INSTRUCTIONS TO FOLLOW:
Send back all the data below, exactly as given.

# start of EXERCISE MATERIAL

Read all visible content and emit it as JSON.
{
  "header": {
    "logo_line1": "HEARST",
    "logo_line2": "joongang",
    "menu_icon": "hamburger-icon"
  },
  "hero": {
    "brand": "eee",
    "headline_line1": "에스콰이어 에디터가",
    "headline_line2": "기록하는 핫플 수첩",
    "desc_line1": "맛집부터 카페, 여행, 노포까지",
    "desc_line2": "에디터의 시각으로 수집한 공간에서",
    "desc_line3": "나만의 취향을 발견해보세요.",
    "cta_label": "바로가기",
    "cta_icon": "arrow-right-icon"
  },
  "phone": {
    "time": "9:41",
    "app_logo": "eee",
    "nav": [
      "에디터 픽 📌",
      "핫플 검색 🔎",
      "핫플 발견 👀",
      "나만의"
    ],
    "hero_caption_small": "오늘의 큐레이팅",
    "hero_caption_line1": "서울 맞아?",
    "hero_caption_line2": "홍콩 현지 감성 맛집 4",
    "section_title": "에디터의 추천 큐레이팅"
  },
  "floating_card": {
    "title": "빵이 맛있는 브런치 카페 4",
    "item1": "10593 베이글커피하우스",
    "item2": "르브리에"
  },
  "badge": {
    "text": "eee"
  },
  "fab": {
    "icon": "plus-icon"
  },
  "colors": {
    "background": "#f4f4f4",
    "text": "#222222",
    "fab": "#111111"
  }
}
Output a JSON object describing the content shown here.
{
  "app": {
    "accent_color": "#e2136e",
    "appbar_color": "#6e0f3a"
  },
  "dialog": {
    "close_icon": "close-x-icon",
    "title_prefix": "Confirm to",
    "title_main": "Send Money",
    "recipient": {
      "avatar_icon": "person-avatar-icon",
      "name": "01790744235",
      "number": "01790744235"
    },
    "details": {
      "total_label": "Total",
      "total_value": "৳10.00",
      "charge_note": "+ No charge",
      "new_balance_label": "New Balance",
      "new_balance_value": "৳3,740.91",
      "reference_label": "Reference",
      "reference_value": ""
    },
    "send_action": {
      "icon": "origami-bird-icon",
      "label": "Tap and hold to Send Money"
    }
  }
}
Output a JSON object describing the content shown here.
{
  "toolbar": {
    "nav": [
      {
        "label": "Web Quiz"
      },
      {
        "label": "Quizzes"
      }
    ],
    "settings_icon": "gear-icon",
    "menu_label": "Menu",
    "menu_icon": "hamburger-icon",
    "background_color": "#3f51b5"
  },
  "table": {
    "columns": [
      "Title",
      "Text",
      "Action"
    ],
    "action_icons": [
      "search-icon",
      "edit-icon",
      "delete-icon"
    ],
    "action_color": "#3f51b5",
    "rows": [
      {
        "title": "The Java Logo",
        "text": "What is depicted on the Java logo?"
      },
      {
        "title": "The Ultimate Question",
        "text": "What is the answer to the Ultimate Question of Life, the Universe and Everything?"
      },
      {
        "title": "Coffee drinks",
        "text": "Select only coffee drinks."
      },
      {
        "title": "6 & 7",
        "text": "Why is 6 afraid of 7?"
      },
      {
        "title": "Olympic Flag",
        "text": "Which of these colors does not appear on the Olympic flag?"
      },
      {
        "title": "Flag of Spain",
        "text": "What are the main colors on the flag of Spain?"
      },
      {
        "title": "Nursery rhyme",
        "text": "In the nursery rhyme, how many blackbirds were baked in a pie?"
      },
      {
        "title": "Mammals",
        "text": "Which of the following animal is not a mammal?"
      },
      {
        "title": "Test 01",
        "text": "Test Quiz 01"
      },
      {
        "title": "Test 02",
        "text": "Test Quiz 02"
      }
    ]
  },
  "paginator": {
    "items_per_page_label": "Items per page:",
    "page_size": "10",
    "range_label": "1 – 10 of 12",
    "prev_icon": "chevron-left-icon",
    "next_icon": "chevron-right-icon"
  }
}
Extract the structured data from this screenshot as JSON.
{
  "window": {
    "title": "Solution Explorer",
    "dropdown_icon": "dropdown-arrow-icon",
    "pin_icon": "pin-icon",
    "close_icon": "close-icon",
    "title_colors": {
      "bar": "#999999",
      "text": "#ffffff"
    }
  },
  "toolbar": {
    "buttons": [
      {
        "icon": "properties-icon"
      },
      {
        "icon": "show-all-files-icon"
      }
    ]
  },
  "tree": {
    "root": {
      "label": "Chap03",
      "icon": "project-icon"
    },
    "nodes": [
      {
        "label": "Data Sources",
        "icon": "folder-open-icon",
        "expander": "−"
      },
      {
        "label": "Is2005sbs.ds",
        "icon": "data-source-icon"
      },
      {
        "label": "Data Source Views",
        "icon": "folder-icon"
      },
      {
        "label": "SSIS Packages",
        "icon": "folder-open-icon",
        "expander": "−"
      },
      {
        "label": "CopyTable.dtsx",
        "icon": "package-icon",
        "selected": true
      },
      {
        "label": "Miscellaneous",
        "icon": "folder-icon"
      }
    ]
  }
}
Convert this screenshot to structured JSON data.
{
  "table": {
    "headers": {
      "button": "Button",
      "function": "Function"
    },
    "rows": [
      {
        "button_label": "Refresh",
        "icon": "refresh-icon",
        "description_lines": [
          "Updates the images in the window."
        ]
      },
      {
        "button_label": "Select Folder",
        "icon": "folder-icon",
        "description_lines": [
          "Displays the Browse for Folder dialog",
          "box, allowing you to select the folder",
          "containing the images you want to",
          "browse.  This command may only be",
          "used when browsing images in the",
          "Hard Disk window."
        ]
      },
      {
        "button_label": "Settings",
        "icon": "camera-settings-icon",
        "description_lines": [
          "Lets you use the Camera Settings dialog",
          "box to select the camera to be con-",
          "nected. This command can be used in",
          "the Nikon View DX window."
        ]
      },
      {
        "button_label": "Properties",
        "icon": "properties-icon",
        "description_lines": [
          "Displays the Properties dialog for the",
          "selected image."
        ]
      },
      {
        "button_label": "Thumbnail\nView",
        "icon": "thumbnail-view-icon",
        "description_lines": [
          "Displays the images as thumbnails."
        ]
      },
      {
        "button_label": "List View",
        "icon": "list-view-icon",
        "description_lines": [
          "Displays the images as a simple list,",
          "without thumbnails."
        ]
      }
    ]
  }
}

# end of EXERCISE MATERIAL

RESULT:
Read all visible content and emit it as JSON.
{
  "header": {
    "logo_line1": "HEARST",
    "logo_line2": "joongang",
    "menu_icon": "hamburger-icon"
  },
  "hero": {
    "brand": "eee",
    "headline_line1": "에스콰이어 에디터가",
    "headline_line2": "기록하는 핫플 수첩",
    "desc_line1": "맛집부터 카페, 여행, 노포까지",
    "desc_line2": "에디터의 시각으로 수집한 공간에서",
    "desc_line3": "나만의 취향을 발견해보세요.",
    "cta_label": "바로가기",
    "cta_icon": "arrow-right-icon"
  },
  "phone": {
    "time": "9:41",
    "app_logo": "eee",
    "nav": [
      "에디터 픽 📌",
      "핫플 검색 🔎",
      "핫플 발견 👀",
      "나만의"
    ],
    "hero_caption_small": "오늘의 큐레이팅",
    "hero_caption_line1": "서울 맞아?",
    "hero_caption_line2": "홍콩 현지 감성 맛집 4",
    "section_title": "에디터의 추천 큐레이팅"
  },
  "floating_card": {
    "title": "빵이 맛있는 브런치 카페 4",
    "item1": "10593 베이글커피하우스",
    "item2": "르브리에"
  },
  "badge": {
    "text": "eee"
  },
  "fab": {
    "icon": "plus-icon"
  },
  "colors": {
    "background": "#f4f4f4",
    "text": "#222222",
    "fab": "#111111"
  }
}
Output a JSON object describing the content shown here.
{
  "app": {
    "accent_color": "#e2136e",
    "appbar_color": "#6e0f3a"
  },
  "dialog": {
    "close_icon": "close-x-icon",
    "title_prefix": "Confirm to",
    "title_main": "Send Money",
    "recipient": {
      "avatar_icon": "person-avatar-icon",
      "name": "01790744235",
      "number": "01790744235"
    },
    "details": {
      "total_label": "Total",
      "total_value": "৳10.00",
      "charge_note": "+ No charge",
      "new_balance_label": "New Balance",
      "new_balance_value": "৳3,740.91",
      "reference_label": "Reference",
      "reference_value": ""
    },
    "send_action": {
      "icon": "origami-bird-icon",
      "label": "Tap and hold to Send Money"
    }
  }
}
Output a JSON object describing the content shown here.
{
  "toolbar": {
    "nav": [
      {
        "label": "Web Quiz"
      },
      {
        "label": "Quizzes"
      }
    ],
    "settings_icon": "gear-icon",
    "menu_label": "Menu",
    "menu_icon": "hamburger-icon",
    "background_color": "#3f51b5"
  },
  "table": {
    "columns": [
      "Title",
      "Text",
      "Action"
    ],
    "action_icons": [
      "search-icon",
      "edit-icon",
      "delete-icon"
    ],
    "action_color": "#3f51b5",
    "rows": [
      {
        "title": "The Java Logo",
        "text": "What is depicted on the Java logo?"
      },
      {
        "title": "The Ultimate Question",
        "text": "What is the answer to the Ultimate Question of Life, the Universe and Everything?"
      },
      {
        "title": "Coffee drinks",
        "text": "Select only coffee drinks."
      },
      {
        "title": "6 & 7",
        "text": "Why is 6 afraid of 7?"
      },
      {
        "title": "Olympic Flag",
        "text": "Which of these colors does not appear on the Olympic flag?"
      },
      {
        "title": "Flag of Spain",
        "text": "What are the main colors on the flag of Spain?"
      },
      {
        "title": "Nursery rhyme",
        "text": "In the nursery rhyme, how many blackbirds were baked in a pie?"
      },
      {
        "title": "Mammals",
        "text": "Which of the following animal is not a mammal?"
      },
      {
        "title": "Test 01",
        "text": "Test Quiz 01"
      },
      {
        "title": "Test 02",
        "text": "Test Quiz 02"
      }
    ]
  },
  "paginator": {
    "items_per_page_label": "Items per page:",
    "page_size": "10",
    "range_label": "1 – 10 of 12",
    "prev_icon": "chevron-left-icon",
    "next_icon": "chevron-right-icon"
  }
}
Extract the structured data from this screenshot as JSON.
{
  "window": {
    "title": "Solution Explorer",
    "dropdown_icon": "dropdown-arrow-icon",
    "pin_icon": "pin-icon",
    "close_icon": "close-icon",
    "title_colors": {
      "bar": "#999999",
      "text": "#ffffff"
    }
  },
  "toolbar": {
    "buttons": [
      {
        "icon": "properties-icon"
      },
      {
        "icon": "show-all-files-icon"
      }
    ]
  },
  "tree": {
    "root": {
      "label": "Chap03",
      "icon": "project-icon"
    },
    "nodes": [
      {
        "label": "Data Sources",
        "icon": "folder-open-icon",
        "expander": "−"
      },
      {
        "label": "Is2005sbs.ds",
        "icon": "data-source-icon"
      },
      {
        "label": "Data Source Views",
        "icon": "folder-icon"
      },
      {
        "label": "SSIS Packages",
        "icon": "folder-open-icon",
        "expander": "−"
      },
      {
        "label": "CopyTable.dtsx",
        "icon": "package-icon",
        "selected": true
      },
      {
        "label": "Miscellaneous",
        "icon": "folder-icon"
      }
    ]
  }
}
Convert this screenshot to structured JSON data.
{
  "table": {
    "headers": {
      "button": "Button",
      "function": "Function"
    },
    "rows": [
      {
        "button_label": "Refresh",
        "icon": "refresh-icon",
        "description_lines": [
          "Updates the images in the window."
        ]
      },
      {
        "button_label": "Select Folder",
        "icon": "folder-icon",
        "description_lines": [
          "Displays the Browse for Folder dialog",
          "box, allowing you to select the folder",
          "containing the images you want to",
          "browse.  This command may only be",
          "used when browsing images in the",
          "Hard Disk window."
        ]
      },
      {
        "button_label": "Settings",
        "icon": "camera-settings-icon",
        "description_lines": [
          "Lets you use the Camera Settings dialog",
          "box to select the camera to be con-",
          "nected. This command can be used in",
          "the Nikon View DX window."
        ]
      },
      {
        "button_label": "Properties",
        "icon": "properties-icon",
        "description_lines": [
          "Displays the Properties dialog for the",
          "selected image."
        ]
      },
      {
        "button_label": "Thumbnail\nView",
        "icon": "thumbnail-view-icon",
        "description_lines": [
          "Displays the images as thumbnails."
        ]
      },
      {
        "button_label": "List View",
        "icon": "list-view-icon",
        "description_lines": [
          "Displays the images as a simple list,",
          "without thumbnails."
        ]
      }
    ]
  }
}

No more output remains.